SHORT EXERCISE: Every line of the material that follows must be printed again exactly.

RECORDS FOR THIS TASK:
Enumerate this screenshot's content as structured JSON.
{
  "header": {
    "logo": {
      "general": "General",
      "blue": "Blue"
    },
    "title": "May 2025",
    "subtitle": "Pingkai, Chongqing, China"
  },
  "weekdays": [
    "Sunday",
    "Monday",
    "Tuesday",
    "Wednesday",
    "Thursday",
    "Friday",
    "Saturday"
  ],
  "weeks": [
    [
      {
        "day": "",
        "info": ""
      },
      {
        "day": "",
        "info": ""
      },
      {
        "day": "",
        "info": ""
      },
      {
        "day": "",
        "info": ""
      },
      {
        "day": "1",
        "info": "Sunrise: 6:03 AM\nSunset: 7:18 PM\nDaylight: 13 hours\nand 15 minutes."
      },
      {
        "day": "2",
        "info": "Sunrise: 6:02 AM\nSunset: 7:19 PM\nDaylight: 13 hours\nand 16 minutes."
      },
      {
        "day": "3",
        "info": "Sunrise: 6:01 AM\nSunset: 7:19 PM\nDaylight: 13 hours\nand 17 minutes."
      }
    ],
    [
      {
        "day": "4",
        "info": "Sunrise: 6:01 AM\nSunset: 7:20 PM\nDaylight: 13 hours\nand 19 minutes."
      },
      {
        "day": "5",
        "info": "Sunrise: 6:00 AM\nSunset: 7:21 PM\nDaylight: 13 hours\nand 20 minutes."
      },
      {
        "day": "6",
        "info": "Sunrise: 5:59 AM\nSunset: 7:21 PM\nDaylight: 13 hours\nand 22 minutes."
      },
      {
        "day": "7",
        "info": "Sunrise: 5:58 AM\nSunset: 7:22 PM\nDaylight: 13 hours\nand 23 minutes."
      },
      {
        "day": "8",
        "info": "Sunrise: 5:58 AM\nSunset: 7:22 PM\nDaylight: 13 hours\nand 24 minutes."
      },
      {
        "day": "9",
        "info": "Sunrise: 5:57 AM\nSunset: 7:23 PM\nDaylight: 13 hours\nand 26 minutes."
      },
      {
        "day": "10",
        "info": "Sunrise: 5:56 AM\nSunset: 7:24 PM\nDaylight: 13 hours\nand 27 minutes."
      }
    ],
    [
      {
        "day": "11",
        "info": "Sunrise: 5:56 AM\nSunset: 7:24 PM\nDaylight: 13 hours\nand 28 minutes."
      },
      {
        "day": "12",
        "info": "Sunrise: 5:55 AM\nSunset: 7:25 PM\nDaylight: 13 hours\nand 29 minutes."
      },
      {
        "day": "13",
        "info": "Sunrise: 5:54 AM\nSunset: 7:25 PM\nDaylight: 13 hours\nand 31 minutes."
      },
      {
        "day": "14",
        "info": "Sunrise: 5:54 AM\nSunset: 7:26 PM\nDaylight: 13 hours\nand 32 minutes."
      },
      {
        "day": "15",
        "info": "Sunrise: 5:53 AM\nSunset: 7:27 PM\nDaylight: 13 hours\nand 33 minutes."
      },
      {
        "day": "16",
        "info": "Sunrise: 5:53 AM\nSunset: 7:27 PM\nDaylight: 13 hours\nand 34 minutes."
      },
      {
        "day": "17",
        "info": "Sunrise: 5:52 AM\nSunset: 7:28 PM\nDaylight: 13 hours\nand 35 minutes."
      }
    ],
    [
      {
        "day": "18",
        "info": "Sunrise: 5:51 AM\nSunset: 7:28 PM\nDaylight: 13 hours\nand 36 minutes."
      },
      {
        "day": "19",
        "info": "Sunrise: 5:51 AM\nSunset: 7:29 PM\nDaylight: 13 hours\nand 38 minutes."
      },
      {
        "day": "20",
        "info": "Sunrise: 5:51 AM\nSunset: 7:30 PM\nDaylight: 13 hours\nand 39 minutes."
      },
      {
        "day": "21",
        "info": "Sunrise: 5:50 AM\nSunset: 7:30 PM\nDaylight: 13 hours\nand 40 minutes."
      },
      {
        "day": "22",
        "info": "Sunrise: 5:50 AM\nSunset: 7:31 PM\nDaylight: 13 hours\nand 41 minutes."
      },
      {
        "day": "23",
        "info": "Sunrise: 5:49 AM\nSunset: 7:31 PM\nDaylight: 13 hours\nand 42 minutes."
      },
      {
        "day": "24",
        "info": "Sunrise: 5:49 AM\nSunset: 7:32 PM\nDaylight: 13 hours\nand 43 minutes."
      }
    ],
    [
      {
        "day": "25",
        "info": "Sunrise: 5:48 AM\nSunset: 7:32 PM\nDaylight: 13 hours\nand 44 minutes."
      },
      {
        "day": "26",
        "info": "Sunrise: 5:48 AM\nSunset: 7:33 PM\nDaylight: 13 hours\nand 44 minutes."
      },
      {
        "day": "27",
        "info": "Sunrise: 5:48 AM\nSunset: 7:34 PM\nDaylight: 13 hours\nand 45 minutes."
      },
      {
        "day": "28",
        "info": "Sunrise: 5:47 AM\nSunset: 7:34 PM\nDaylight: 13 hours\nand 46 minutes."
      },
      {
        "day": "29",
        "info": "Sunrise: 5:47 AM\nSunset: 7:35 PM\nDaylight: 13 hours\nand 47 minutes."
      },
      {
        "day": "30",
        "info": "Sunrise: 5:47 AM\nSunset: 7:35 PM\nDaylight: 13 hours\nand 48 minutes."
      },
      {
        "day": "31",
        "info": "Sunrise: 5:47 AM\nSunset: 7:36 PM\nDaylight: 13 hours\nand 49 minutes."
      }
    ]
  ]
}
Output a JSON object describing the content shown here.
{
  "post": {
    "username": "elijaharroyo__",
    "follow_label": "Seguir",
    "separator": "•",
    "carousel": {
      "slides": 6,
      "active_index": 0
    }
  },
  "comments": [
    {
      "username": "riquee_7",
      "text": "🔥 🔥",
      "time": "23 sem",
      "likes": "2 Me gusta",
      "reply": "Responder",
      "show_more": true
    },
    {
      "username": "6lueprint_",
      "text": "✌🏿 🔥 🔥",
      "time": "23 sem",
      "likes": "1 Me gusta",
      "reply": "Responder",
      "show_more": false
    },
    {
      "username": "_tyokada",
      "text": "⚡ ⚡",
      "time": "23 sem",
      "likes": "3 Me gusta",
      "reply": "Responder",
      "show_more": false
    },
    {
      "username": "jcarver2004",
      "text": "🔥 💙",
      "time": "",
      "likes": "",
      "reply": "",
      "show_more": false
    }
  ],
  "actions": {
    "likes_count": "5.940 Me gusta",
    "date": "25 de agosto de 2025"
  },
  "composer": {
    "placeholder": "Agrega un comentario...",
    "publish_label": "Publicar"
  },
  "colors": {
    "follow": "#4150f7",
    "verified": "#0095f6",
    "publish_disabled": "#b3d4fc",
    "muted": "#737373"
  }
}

RESULT OF THIS TASK:
Enumerate this screenshot's content as structured JSON.
{
  "header": {
    "logo": {
      "general": "General",
      "blue": "Blue"
    },
    "title": "May 2025",
    "subtitle": "Pingkai, Chongqing, China"
  },
  "weekdays": [
    "Sunday",
    "Monday",
    "Tuesday",
    "Wednesday",
    "Thursday",
    "Friday",
    "Saturday"
  ],
  "weeks": [
    [
      {
        "day": "",
        "info": ""
      },
      {
        "day": "",
        "info": ""
      },
      {
        "day": "",
        "info": ""
      },
      {
        "day": "",
        "info": ""
      },
      {
        "day": "1",
        "info": "Sunrise: 6:03 AM\nSunset: 7:18 PM\nDaylight: 13 hours\nand 15 minutes."
      },
      {
        "day": "2",
        "info": "Sunrise: 6:02 AM\nSunset: 7:19 PM\nDaylight: 13 hours\nand 16 minutes."
      },
      {
        "day": "3",
        "info": "Sunrise: 6:01 AM\nSunset: 7:19 PM\nDaylight: 13 hours\nand 17 minutes."
      }
    ],
    [
      {
        "day": "4",
        "info": "Sunrise: 6:01 AM\nSunset: 7:20 PM\nDaylight: 13 hours\nand 19 minutes."
      },
      {
        "day": "5",
        "info": "Sunrise: 6:00 AM\nSunset: 7:21 PM\nDaylight: 13 hours\nand 20 minutes."
      },
      {
        "day": "6",
        "info": "Sunrise: 5:59 AM\nSunset: 7:21 PM\nDaylight: 13 hours\nand 22 minutes."
      },
      {
        "day": "7",
        "info": "Sunrise: 5:58 AM\nSunset: 7:22 PM\nDaylight: 13 hours\nand 23 minutes."
      },
      {
        "day": "8",
        "info": "Sunrise: 5:58 AM\nSunset: 7:22 PM\nDaylight: 13 hours\nand 24 minutes."
      },
      {
        "day": "9",
        "info": "Sunrise: 5:57 AM\nSunset: 7:23 PM\nDaylight: 13 hours\nand 26 minutes."
      },
      {
        "day": "10",
        "info": "Sunrise: 5:56 AM\nSunset: 7:24 PM\nDaylight: 13 hours\nand 27 minutes."
      }
    ],
    [
      {
        "day": "11",
        "info": "Sunrise: 5:56 AM\nSunset: 7:24 PM\nDaylight: 13 hours\nand 28 minutes."
      },
      {
        "day": "12",
        "info": "Sunrise: 5:55 AM\nSunset: 7:25 PM\nDaylight: 13 hours\nand 29 minutes."
      },
      {
        "day": "13",
        "info": "Sunrise: 5:54 AM\nSunset: 7:25 PM\nDaylight: 13 hours\nand 31 minutes."
      },
      {
        "day": "14",
        "info": "Sunrise: 5:54 AM\nSunset: 7:26 PM\nDaylight: 13 hours\nand 32 minutes."
      },
      {
        "day": "15",
        "info": "Sunrise: 5:53 AM\nSunset: 7:27 PM\nDaylight: 13 hours\nand 33 minutes."
      },
      {
        "day": "16",
        "info": "Sunrise: 5:53 AM\nSunset: 7:27 PM\nDaylight: 13 hours\nand 34 minutes."
      },
      {
        "day": "17",
        "info": "Sunrise: 5:52 AM\nSunset: 7:28 PM\nDaylight: 13 hours\nand 35 minutes."
      }
    ],
    [
      {
        "day": "18",
        "info": "Sunrise: 5:51 AM\nSunset: 7:28 PM\nDaylight: 13 hours\nand 36 minutes."
      },
      {
        "day": "19",
        "info": "Sunrise: 5:51 AM\nSunset: 7:29 PM\nDaylight: 13 hours\nand 38 minutes."
      },
      {
        "day": "20",
        "info": "Sunrise: 5:51 AM\nSunset: 7:30 PM\nDaylight: 13 hours\nand 39 minutes."
      },
      {
        "day": "21",
        "info": "Sunrise: 5:50 AM\nSunset: 7:30 PM\nDaylight: 13 hours\nand 40 minutes."
      },
      {
        "day": "22",
        "info": "Sunrise: 5:50 AM\nSunset: 7:31 PM\nDaylight: 13 hours\nand 41 minutes."
      },
      {
        "day": "23",
        "info": "Sunrise: 5:49 AM\nSunset: 7:31 PM\nDaylight: 13 hours\nand 42 minutes."
      },
      {
        "day": "24",
        "info": "Sunrise: 5:49 AM\nSunset: 7:32 PM\nDaylight: 13 hours\nand 43 minutes."
      }
    ],
    [
      {
        "day": "25",
        "info": "Sunrise: 5:48 AM\nSunset: 7:32 PM\nDaylight: 13 hours\nand 44 minutes."
      },
      {
        "day": "26",
        "info": "Sunrise: 5:48 AM\nSunset: 7:33 PM\nDaylight: 13 hours\nand 44 minutes."
      },
      {
        "day": "27",
        "info": "Sunrise: 5:48 AM\nSunset: 7:34 PM\nDaylight: 13 hours\nand 45 minutes."
      },
      {
        "day": "28",
        "info": "Sunrise: 5:47 AM\nSunset: 7:34 PM\nDaylight: 13 hours\nand 46 minutes."
      },
      {
        "day": "29",
        "info": "Sunrise: 5:47 AM\nSunset: 7:35 PM\nDaylight: 13 hours\nand 47 minutes."
      },
      {
        "day": "30",
        "info": "Sunrise: 5:47 AM\nSunset: 7:35 PM\nDaylight: 13 hours\nand 48 minutes."
      },
      {
        "day": "31",
        "info": "Sunrise: 5:47 AM\nSunset: 7:36 PM\nDaylight: 13 hours\nand 49 minutes."
      }
    ]
  ]
}
Output a JSON object describing the content shown here.
{
  "post": {
    "username": "elijaharroyo__",
    "follow_label": "Seguir",
    "separator": "•",
    "carousel": {
      "slides": 6,
      "active_index": 0
    }
  },
  "comments": [
    {
      "username": "riquee_7",
      "text": "🔥 🔥",
      "time": "23 sem",
      "likes": "2 Me gusta",
      "reply": "Responder",
      "show_more": true
    },
    {
      "username": "6lueprint_",
      "text": "✌🏿 🔥 🔥",
      "time": "23 sem",
      "likes": "1 Me gusta",
      "reply": "Responder",
      "show_more": false
    },
    {
      "username": "_tyokada",
      "text": "⚡ ⚡",
      "time": "23 sem",
      "likes": "3 Me gusta",
      "reply": "Responder",
      "show_more": false
    },
    {
      "username": "jcarver2004",
      "text": "🔥 💙",
      "time": "",
      "likes": "",
      "reply": "",
      "show_more": false
    }
  ],
  "actions": {
    "likes_count": "5.940 Me gusta",
    "date": "25 de agosto de 2025"
  },
  "composer": {
    "placeholder": "Agrega un comentario...",
    "publish_label": "Publicar"
  },
  "colors": {
    "follow": "#4150f7",
    "verified": "#0095f6",
    "publish_disabled": "#b3d4fc",
    "muted": "#737373"
  }
}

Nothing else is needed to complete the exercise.